--- begin Data shown ---
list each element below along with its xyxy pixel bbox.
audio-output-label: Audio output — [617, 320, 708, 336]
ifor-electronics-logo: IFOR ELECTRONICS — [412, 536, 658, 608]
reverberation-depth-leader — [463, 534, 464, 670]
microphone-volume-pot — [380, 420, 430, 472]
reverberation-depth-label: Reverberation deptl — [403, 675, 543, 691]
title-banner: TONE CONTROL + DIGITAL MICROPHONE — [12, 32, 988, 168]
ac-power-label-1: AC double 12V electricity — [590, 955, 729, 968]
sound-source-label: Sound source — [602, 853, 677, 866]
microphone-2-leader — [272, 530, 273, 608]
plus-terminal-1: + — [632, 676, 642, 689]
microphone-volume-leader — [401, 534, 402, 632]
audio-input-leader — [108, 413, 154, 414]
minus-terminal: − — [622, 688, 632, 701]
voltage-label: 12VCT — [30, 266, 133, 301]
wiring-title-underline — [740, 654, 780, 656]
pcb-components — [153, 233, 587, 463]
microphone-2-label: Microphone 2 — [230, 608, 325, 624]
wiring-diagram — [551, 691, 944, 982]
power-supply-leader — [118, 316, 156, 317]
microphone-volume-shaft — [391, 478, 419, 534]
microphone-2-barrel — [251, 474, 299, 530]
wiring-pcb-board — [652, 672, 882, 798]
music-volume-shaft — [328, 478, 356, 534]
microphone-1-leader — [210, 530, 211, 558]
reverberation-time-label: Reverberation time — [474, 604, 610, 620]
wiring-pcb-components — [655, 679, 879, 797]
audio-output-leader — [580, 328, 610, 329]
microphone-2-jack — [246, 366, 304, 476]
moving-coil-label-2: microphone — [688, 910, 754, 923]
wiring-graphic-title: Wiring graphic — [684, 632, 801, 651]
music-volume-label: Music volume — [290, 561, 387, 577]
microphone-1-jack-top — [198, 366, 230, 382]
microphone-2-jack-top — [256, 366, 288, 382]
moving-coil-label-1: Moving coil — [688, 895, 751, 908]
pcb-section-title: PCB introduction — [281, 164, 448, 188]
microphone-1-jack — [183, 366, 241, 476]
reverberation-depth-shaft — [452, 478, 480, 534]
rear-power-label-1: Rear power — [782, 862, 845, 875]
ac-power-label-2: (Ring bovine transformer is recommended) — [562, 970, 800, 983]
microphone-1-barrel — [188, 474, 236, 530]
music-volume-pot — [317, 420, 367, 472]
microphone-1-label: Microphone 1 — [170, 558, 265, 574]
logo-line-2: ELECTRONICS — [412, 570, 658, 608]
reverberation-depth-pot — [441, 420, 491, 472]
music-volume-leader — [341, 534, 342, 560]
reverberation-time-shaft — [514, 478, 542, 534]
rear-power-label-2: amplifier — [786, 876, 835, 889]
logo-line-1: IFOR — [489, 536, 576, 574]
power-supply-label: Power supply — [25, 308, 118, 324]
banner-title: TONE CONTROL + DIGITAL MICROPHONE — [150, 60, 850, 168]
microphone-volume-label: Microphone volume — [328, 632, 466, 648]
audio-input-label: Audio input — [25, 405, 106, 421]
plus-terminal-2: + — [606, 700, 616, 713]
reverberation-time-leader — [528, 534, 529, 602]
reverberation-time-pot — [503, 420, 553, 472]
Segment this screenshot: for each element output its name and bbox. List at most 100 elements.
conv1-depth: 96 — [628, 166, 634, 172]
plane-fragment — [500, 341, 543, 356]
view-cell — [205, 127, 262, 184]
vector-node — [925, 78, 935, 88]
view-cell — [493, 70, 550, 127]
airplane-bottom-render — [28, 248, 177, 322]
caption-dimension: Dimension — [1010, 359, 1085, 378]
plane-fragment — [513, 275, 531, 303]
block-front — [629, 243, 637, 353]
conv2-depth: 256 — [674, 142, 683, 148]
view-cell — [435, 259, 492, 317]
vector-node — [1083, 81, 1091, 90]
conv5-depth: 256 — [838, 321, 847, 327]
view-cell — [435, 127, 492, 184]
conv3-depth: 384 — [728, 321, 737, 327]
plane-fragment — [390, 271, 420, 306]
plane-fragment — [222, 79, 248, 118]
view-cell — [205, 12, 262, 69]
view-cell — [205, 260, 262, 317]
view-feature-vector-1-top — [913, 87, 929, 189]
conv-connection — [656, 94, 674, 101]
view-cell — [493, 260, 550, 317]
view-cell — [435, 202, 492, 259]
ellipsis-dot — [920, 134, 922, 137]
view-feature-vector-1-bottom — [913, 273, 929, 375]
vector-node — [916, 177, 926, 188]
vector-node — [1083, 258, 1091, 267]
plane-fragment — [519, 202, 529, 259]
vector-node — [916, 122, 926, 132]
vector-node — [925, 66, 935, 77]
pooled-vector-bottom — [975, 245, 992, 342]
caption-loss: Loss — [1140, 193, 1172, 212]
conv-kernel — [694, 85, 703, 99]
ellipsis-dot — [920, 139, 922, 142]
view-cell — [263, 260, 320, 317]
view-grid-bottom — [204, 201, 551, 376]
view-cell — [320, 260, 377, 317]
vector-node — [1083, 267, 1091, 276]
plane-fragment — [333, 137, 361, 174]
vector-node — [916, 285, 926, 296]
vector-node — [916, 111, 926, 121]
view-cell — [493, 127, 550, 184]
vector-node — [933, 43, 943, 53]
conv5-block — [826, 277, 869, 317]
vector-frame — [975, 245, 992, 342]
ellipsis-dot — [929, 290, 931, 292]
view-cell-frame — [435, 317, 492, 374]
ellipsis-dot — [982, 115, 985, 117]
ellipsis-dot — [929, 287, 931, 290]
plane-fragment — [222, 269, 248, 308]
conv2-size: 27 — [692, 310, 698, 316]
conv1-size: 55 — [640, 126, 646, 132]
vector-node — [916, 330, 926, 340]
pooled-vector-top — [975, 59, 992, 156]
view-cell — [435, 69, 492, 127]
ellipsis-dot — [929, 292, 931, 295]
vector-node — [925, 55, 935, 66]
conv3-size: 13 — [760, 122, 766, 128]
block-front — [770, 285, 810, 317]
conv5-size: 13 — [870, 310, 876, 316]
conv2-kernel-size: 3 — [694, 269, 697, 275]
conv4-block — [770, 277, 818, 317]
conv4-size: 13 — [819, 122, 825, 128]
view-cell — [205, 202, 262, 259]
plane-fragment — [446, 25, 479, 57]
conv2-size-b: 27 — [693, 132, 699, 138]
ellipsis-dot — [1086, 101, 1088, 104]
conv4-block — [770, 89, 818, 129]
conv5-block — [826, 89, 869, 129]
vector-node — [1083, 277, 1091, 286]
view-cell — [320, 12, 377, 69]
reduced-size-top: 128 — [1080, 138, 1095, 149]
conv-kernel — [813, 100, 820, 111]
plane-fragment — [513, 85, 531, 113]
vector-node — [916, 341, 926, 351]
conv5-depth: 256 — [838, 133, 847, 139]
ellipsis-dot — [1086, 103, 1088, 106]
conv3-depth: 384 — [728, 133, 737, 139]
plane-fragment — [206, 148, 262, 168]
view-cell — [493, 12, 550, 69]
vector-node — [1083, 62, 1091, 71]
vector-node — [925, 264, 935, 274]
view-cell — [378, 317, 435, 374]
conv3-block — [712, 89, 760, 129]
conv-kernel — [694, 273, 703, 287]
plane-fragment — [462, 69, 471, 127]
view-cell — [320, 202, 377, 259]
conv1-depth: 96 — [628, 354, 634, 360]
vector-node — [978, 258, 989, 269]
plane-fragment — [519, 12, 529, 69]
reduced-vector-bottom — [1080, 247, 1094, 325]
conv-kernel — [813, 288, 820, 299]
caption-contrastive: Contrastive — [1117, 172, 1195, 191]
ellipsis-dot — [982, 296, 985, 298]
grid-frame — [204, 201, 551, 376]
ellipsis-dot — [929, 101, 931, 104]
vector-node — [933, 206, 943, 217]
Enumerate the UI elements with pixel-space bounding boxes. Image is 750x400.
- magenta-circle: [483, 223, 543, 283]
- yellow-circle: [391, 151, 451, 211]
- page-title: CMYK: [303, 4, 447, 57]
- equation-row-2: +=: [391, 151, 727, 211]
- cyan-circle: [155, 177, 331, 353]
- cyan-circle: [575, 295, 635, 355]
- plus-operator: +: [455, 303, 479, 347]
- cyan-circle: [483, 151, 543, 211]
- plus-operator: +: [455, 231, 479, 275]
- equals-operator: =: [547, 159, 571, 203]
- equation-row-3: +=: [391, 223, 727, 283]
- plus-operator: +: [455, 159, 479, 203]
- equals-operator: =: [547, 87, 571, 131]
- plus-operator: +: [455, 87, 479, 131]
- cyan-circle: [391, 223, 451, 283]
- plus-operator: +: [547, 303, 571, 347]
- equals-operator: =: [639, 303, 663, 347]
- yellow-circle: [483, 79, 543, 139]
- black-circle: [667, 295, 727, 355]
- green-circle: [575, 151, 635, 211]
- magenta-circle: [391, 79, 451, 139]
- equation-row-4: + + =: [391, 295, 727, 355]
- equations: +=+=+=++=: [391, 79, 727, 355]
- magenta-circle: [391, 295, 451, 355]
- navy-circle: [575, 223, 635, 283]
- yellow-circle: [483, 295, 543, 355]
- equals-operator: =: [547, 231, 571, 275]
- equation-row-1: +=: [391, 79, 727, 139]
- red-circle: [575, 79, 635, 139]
--- end Data shown ---
The task ▸ Reproduce, word for word, the data lines from the very start of the data through the line holding "pcb-components — [153, 233, 587, 463]", with that line included.

Finished exercise ▸
list each element below along with its xyxy pixel bbox.
audio-output-label: Audio output — [617, 320, 708, 336]
ifor-electronics-logo: IFOR ELECTRONICS — [412, 536, 658, 608]
reverberation-depth-leader — [463, 534, 464, 670]
microphone-volume-pot — [380, 420, 430, 472]
reverberation-depth-label: Reverberation deptl — [403, 675, 543, 691]
title-banner: TONE CONTROL + DIGITAL MICROPHONE — [12, 32, 988, 168]
ac-power-label-1: AC double 12V electricity — [590, 955, 729, 968]
sound-source-label: Sound source — [602, 853, 677, 866]
microphone-2-leader — [272, 530, 273, 608]
plus-terminal-1: + — [632, 676, 642, 689]
microphone-volume-leader — [401, 534, 402, 632]
audio-input-leader — [108, 413, 154, 414]
minus-terminal: − — [622, 688, 632, 701]
voltage-label: 12VCT — [30, 266, 133, 301]
wiring-title-underline — [740, 654, 780, 656]
pcb-components — [153, 233, 587, 463]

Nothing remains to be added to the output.